Can you print the data exactly and leave out each image?
**** Excerpted data
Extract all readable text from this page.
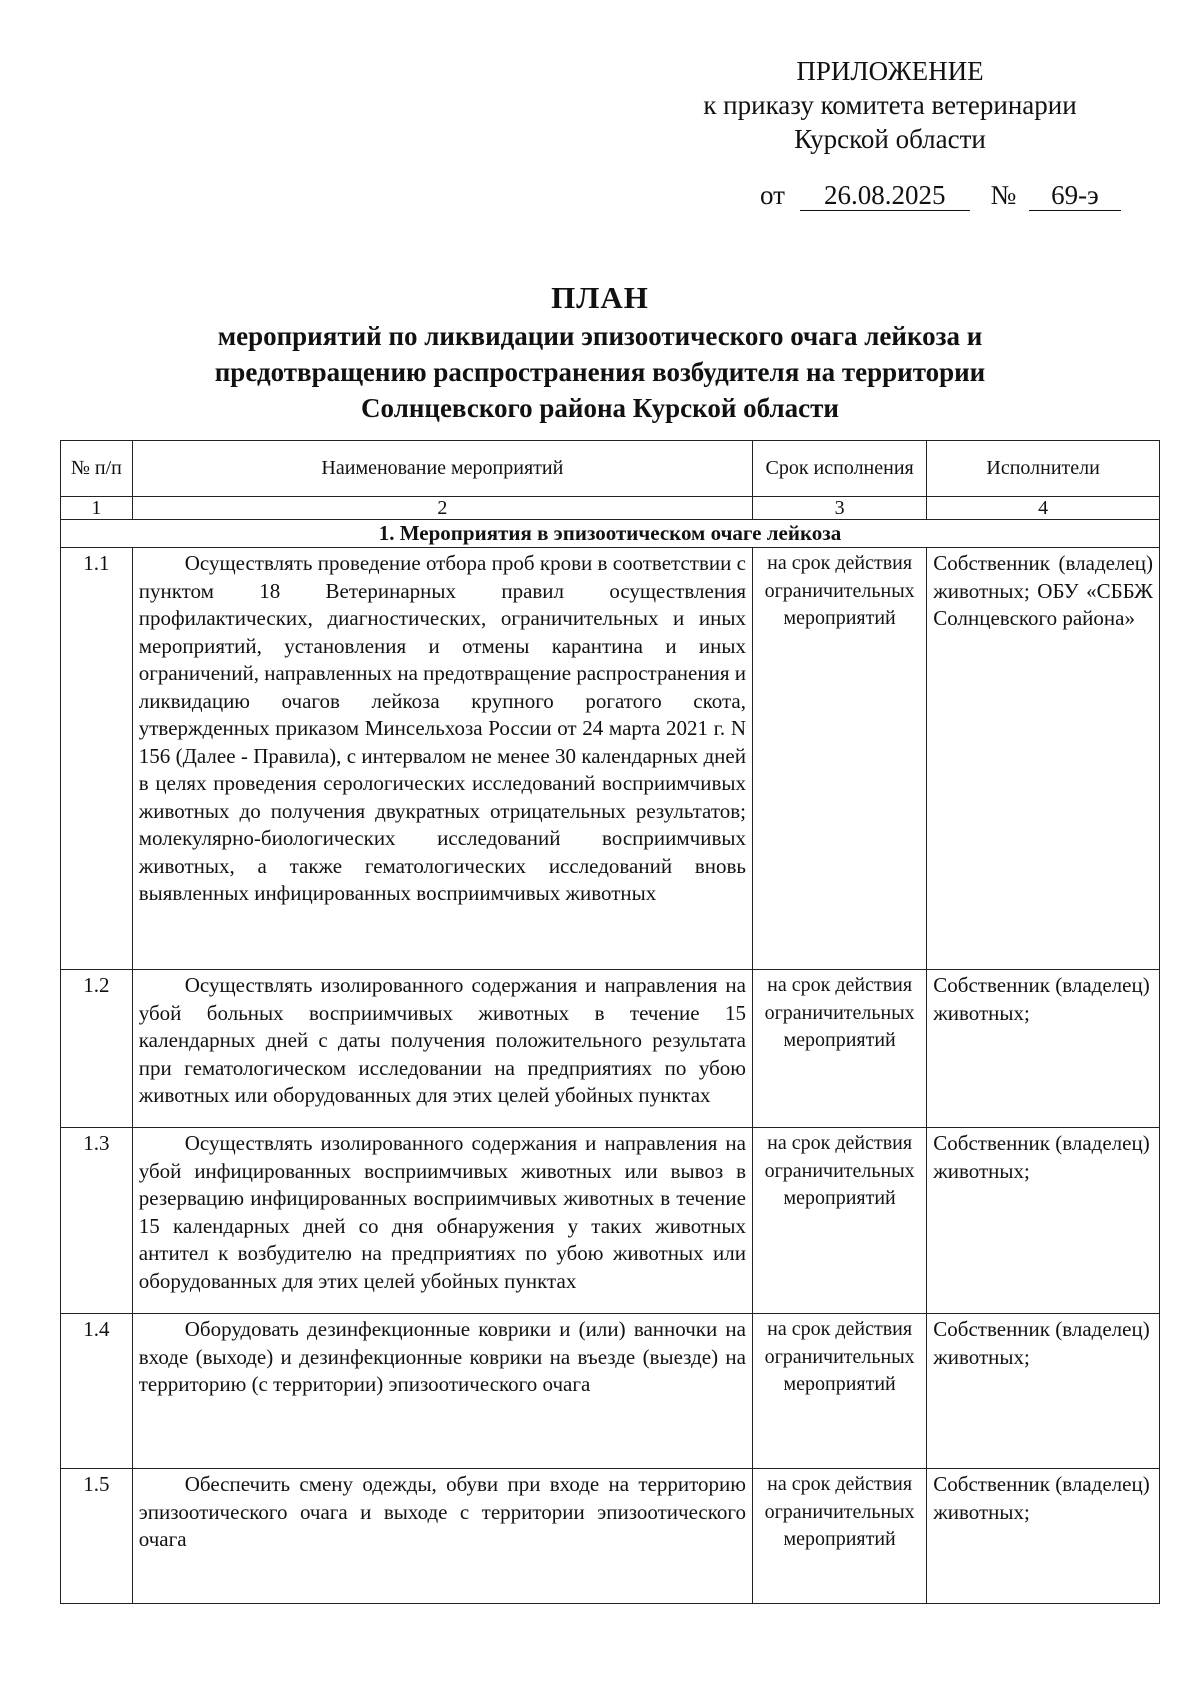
ПРИЛОЖЕНИЕ
к приказу комитета ветеринарии
Курской области
от 26.08.2025 № 69-э
ПЛАН
мероприятий по ликвидации эпизоотического очага лейкоза и
предотвращению распространения возбудителя на территории
Солнцевского района Курской области
№ п/п	Наименование мероприятий	Срок исполнения	Исполнители
1	2	3	4
1. Мероприятия в эпизоотическом очаге лейкоза			
1.1	Осуществлять проведение отбора проб крови в соответствии с пунктом 18 Ветеринарных правил осуществления профилактических, диагностических, ограничительных и иных мероприятий, установления и отмены карантина и иных ограничений, направленных на предотвращение распространения и ликвидацию очагов лейкоза крупного рогатого скота, утвержденных приказом Минсельхоза России от 24 марта 2021 г. N 156 (Далее - Правила), с интервалом не менее 30 календарных дней в целях проведения серологических исследований восприимчивых животных до получения двукратных отрицательных результатов; молекулярно-биологических исследований восприимчивых животных, а также гематологических исследований вновь выявленных инфицированных восприимчивых животных	на срок действия ограничительных мероприятий	Собственник (владелец) животных; ОБУ «СББЖ Солнцевского района»
1.2	Осуществлять изолированного содержания и направления на убой больных восприимчивых животных в течение 15 календарных дней с даты получения положительного результата при гематологическом исследовании на предприятиях по убою животных или оборудованных для этих целей убойных пунктах	на срок действия ограничительных мероприятий	Собственник (владелец) животных;
1.3	Осуществлять изолированного содержания и направления на убой инфицированных восприимчивых животных или вывоз в резервацию инфицированных восприимчивых животных в течение 15 календарных дней со дня обнаружения у таких животных антител к возбудителю на предприятиях по убою животных или оборудованных для этих целей убойных пунктах	на срок действия ограничительных мероприятий	Собственник (владелец) животных;
1.4	Оборудовать дезинфекционные коврики и (или) ванночки на входе (выходе) и дезинфекционные коврики на въезде (выезде) на территорию (с территории) эпизоотического очага	на срок действия ограничительных мероприятий	Собственник (владелец) животных;
1.5	Обеспечить смену одежды, обуви при входе на территорию эпизоотического очага и выходе с территории эпизоотического очага	на срок действия ограничительных мероприятий	Собственник (владелец) животных;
********
## Response to the task
Extract all readable text from this page.
ПРИЛОЖЕНИЕ
к приказу комитета ветеринарии
Курской области
от 26.08.2025 № 69-э
ПЛАН
мероприятий по ликвидации эпизоотического очага лейкоза и
предотвращению распространения возбудителя на территории
Солнцевского района Курской области
№ п/п	Наименование мероприятий	Срок исполнения	Исполнители
1	2	3	4
1. Мероприятия в эпизоотическом очаге лейкоза			
1.1	Осуществлять проведение отбора проб крови в соответствии с пунктом 18 Ветеринарных правил осуществления профилактических, диагностических, ограничительных и иных мероприятий, установления и отмены карантина и иных ограничений, направленных на предотвращение распространения и ликвидацию очагов лейкоза крупного рогатого скота, утвержденных приказом Минсельхоза России от 24 марта 2021 г. N 156 (Далее - Правила), с интервалом не менее 30 календарных дней в целях проведения серологических исследований восприимчивых животных до получения двукратных отрицательных результатов; молекулярно-биологических исследований восприимчивых животных, а также гематологических исследований вновь выявленных инфицированных восприимчивых животных	на срок действия ограничительных мероприятий	Собственник (владелец) животных; ОБУ «СББЖ Солнцевского района»
1.2	Осуществлять изолированного содержания и направления на убой больных восприимчивых животных в течение 15 календарных дней с даты получения положительного результата при гематологическом исследовании на предприятиях по убою животных или оборудованных для этих целей убойных пунктах	на срок действия ограничительных мероприятий	Собственник (владелец) животных;
1.3	Осуществлять изолированного содержания и направления на убой инфицированных восприимчивых животных или вывоз в резервацию инфицированных восприимчивых животных в течение 15 календарных дней со дня обнаружения у таких животных антител к возбудителю на предприятиях по убою животных или оборудованных для этих целей убойных пунктах	на срок действия ограничительных мероприятий	Собственник (владелец) животных;
1.4	Оборудовать дезинфекционные коврики и (или) ванночки на входе (выходе) и дезинфекционные коврики на въезде (выезде) на территорию (с территории) эпизоотического очага	на срок действия ограничительных мероприятий	Собственник (владелец) животных;
1.5	Обеспечить смену одежды, обуви при входе на территорию эпизоотического очага и выходе с территории эпизоотического очага	на срок действия ограничительных мероприятий	Собственник (владелец) животных;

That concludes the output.